Supreme Court of Delaware

November 25, 2014

CARLOS VAZQUEZ, Defendant Below, Appellant,
v.
STATE OF DELAWARE, Plaintiff Below, Appellee

Submitted October 1, 2014

Case Closed December 11, 2014.

Editorial Note:

This decision has been designated as "Table of Decisions Without Published Opinions." in the Atlantic Reporter.

Court Below--Superior Court of the State of Delaware, in and for New Castle County. Cr. ID No. 1201019507.

Before HOLLAND, RIDGELY, and VALIHURA, Justices.

ORDER

Randy J. Holland, Justice

This 25th day of November 2014, upon consideration of the appellant's Supreme Court Rule 26(c) brief, his attorney's motion to withdraw, the State's response, supplemental submissions of the parties, and the record below, it appears to the Court that:

(1) In February 2012, the appellant, Carlos Vazquez, was indicted on charges of Drug Dealing, two counts of Conspiracy in the Second Degree, Possession of a Firearm During Commission of a Felony (" PFDCF" ), Aggravated Possession, and two counts of Possession of a Firearm by a Person Prohibited (" PFBPP" ).

(2) On May 2, 2012, Vazquez pled guilty to Drug Dealing and PFBPP. The State agreed to recommend no more than eight years of Level V incarceration at sentencing and to dismiss the remaining charges. When the Superior Court read Count VI of the indictment (the count number listed in the Plea Agreement) and asked Vazquez if he understood that charge (PFBPP based upon Vazquez's possession of heroin), his counsel and the prosecutor interrupted to state that the charge did not sound correct. The prosecutor stated that Count VIII was the correct count (PFBPP based upon Vazquez's 2005 conviction for PFDCF). The Superior Court then read Count VIII of the indictment to Vazquez, who indicated that he understood the charge and committed the offense of possessing a firearm after having been convicted of PFDCF in 2005. In supplemental submissions requested by this Court, the State and Vazquez's counsel agree that Vazquez pled guilty to Count VIII of the indictment.

* **EXCERPTED RECORDS**:
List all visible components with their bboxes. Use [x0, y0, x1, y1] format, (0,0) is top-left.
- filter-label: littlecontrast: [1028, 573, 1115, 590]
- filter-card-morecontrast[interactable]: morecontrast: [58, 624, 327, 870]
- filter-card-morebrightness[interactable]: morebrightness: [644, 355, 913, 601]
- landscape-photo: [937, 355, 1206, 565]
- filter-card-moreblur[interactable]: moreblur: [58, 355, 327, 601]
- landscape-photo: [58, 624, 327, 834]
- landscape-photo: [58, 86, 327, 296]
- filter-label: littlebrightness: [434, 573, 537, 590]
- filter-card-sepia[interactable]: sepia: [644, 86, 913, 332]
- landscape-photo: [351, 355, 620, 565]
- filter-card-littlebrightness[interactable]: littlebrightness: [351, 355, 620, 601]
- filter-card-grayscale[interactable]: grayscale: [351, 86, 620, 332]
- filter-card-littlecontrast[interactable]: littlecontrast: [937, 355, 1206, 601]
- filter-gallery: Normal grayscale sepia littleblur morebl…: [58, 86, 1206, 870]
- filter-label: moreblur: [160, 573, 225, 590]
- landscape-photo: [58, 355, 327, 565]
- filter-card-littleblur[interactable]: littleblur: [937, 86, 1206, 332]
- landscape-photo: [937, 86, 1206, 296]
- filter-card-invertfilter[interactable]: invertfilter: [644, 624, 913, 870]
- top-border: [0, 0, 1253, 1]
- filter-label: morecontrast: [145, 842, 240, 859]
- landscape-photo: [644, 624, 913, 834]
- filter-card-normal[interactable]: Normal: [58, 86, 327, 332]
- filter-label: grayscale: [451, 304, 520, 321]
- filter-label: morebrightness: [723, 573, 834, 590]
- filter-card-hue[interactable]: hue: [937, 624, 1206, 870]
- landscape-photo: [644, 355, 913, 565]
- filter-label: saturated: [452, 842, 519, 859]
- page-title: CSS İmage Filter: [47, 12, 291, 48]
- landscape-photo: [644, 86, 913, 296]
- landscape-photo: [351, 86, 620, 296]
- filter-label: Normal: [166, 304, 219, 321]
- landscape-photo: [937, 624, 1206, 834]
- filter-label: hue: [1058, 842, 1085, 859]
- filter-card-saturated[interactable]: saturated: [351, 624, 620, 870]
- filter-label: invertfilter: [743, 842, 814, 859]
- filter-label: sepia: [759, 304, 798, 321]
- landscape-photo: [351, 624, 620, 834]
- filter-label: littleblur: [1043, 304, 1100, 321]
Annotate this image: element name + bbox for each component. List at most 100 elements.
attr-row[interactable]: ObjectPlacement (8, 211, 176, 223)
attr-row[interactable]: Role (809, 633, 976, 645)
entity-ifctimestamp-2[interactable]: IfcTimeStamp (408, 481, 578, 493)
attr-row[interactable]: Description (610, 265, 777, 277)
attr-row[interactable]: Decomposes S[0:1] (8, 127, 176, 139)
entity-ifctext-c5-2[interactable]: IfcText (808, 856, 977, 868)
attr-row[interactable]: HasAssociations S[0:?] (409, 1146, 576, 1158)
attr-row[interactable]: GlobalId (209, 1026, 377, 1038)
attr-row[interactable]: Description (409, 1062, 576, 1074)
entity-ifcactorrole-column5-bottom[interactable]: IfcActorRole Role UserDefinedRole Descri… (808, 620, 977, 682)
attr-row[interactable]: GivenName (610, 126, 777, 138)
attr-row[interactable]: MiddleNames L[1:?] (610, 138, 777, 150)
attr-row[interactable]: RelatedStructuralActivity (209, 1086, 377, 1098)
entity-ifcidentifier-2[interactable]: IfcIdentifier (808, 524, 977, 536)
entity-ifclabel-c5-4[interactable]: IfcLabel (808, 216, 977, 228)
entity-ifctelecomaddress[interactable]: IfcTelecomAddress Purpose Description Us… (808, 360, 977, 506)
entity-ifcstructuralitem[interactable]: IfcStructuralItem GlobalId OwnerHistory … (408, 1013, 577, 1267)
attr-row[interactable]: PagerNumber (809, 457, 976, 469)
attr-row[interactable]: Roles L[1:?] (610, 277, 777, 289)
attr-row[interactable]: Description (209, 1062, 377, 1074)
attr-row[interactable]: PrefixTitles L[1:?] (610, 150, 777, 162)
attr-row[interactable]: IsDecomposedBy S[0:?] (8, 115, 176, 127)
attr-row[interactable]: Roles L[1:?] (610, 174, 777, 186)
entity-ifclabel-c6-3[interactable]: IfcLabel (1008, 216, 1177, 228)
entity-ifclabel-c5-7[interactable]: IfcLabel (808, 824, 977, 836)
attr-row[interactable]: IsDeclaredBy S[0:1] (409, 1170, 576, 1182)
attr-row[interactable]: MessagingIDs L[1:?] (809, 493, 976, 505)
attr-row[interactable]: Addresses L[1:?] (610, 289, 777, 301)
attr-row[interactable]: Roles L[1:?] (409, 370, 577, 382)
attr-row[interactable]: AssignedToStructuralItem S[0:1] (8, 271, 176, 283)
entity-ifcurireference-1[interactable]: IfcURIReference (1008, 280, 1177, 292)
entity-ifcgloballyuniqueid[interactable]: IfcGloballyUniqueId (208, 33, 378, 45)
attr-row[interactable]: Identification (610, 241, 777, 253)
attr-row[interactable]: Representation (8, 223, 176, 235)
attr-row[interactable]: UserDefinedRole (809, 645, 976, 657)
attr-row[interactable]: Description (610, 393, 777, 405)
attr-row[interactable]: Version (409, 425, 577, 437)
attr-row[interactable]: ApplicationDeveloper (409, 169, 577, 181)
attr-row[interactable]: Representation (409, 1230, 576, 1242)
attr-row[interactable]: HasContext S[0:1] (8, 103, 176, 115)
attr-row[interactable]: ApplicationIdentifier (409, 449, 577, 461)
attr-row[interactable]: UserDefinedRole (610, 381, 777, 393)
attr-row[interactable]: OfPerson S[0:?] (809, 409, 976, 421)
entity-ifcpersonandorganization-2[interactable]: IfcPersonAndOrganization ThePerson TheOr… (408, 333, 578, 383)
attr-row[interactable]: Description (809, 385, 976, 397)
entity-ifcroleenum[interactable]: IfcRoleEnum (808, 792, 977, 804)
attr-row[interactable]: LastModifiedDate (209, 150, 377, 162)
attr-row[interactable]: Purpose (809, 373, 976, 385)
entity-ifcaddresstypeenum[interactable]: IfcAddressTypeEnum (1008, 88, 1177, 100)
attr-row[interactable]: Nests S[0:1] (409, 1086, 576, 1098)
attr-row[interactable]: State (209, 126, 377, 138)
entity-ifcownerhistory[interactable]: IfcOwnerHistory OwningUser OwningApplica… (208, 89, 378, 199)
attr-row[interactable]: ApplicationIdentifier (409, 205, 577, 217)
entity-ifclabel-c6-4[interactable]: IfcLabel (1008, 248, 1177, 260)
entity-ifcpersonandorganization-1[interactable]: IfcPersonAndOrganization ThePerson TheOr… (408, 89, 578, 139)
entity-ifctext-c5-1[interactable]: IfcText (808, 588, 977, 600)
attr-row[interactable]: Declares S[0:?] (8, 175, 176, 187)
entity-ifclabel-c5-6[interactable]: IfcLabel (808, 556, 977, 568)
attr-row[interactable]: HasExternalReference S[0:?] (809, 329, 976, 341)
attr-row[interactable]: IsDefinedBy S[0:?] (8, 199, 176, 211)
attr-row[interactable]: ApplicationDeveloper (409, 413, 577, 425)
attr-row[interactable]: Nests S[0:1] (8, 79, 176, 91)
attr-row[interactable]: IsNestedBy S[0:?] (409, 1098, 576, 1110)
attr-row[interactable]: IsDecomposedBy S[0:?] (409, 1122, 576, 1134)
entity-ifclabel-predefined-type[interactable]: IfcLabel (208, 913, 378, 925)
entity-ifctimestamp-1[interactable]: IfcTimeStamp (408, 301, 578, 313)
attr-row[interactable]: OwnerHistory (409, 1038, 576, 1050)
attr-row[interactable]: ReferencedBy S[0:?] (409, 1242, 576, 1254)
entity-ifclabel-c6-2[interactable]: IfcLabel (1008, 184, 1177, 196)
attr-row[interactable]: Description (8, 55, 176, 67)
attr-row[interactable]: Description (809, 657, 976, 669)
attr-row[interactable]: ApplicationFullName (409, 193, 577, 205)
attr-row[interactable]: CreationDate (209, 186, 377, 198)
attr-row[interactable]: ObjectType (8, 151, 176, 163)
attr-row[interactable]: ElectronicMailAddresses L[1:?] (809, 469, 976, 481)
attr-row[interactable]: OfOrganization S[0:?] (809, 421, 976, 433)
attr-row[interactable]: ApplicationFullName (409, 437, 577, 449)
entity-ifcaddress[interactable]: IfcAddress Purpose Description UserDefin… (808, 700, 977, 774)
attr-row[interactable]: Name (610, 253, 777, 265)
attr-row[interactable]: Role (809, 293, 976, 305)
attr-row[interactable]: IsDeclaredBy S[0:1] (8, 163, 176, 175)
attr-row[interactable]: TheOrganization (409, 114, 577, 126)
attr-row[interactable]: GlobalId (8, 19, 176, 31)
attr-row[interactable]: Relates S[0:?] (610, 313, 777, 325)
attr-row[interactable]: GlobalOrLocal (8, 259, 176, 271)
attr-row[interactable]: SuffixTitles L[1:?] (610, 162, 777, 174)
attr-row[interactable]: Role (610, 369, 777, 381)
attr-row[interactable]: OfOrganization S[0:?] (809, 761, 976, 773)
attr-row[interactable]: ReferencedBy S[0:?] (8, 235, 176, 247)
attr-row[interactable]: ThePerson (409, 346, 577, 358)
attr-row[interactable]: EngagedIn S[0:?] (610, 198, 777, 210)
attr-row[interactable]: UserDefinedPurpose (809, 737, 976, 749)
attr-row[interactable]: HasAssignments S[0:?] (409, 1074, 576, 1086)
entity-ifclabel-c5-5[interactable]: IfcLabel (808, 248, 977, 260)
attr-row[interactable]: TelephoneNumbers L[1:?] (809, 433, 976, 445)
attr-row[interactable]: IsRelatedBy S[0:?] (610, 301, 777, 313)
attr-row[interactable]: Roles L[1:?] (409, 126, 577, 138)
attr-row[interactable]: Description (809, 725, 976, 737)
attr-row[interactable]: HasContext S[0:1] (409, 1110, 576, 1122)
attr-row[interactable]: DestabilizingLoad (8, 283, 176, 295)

* **WHAT TO DO**:
1. Rewrite the records from their first line through the line containing "- landscape-photo: [937, 86, 1206, 296]", inclusive, replacing "landscape-photo" with "preview-image" and leaving everything else unchanged.
2. Extend the court order in Vazquez v. State, beginning right after its final sentence.
The court order in Vazquez v. State and the records are unrelated pieces of material.

* **RESPONSES IN ORDER**:
1.
List all visible components with their bboxes. Use [x0, y0, x1, y1] format, (0,0) is top-left.
- filter-label: littlecontrast: [1028, 573, 1115, 590]
- filter-card-morecontrast[interactable]: morecontrast: [58, 624, 327, 870]
- filter-card-morebrightness[interactable]: morebrightness: [644, 355, 913, 601]
- preview-image: [937, 355, 1206, 565]
- filter-card-moreblur[interactable]: moreblur: [58, 355, 327, 601]
- preview-image: [58, 624, 327, 834]
- preview-image: [58, 86, 327, 296]
- filter-label: littlebrightness: [434, 573, 537, 590]
- filter-card-sepia[interactable]: sepia: [644, 86, 913, 332]
- preview-image: [351, 355, 620, 565]
- filter-card-littlebrightness[interactable]: littlebrightness: [351, 355, 620, 601]
- filter-card-grayscale[interactable]: grayscale: [351, 86, 620, 332]
- filter-card-littlecontrast[interactable]: littlecontrast: [937, 355, 1206, 601]
- filter-gallery: Normal grayscale sepia littleblur morebl…: [58, 86, 1206, 870]
- filter-label: moreblur: [160, 573, 225, 590]
- preview-image: [58, 355, 327, 565]
- filter-card-littleblur[interactable]: littleblur: [937, 86, 1206, 332]
- preview-image: [937, 86, 1206, 296]

2.
(3) At Vazquez's sentencing hearing on July 27, 2012, the State indicated that although the intent had been for Vazquez to plead guilty to Count VIII of the indictment (a Class D felony under 11 Del. C. 1448(c) subject to a Level V sentence of three to eight years), it would not challenge the investigative services report finding that Vazquez had pled guilty to Count VI (a Class F felony under 11 Del. C. 1448(c) subject to a Level V sentence of up to three years). The State continued to recommend that Vazquez be sentenced to eight years of Level V incarceration. The Superior Court sentenced Vazquez to twenty years of Level V incarceration, suspended after six years for decreasing levels of supervision, on the Drug Dealing charge and three years of Level V incarceration, suspended after two years for one year of Level III supervision, on the PFBPP charge. Vazquez was also sentenced to three years of Level V incarceration for a violation of probation. Vazquez did not file a direct appeal.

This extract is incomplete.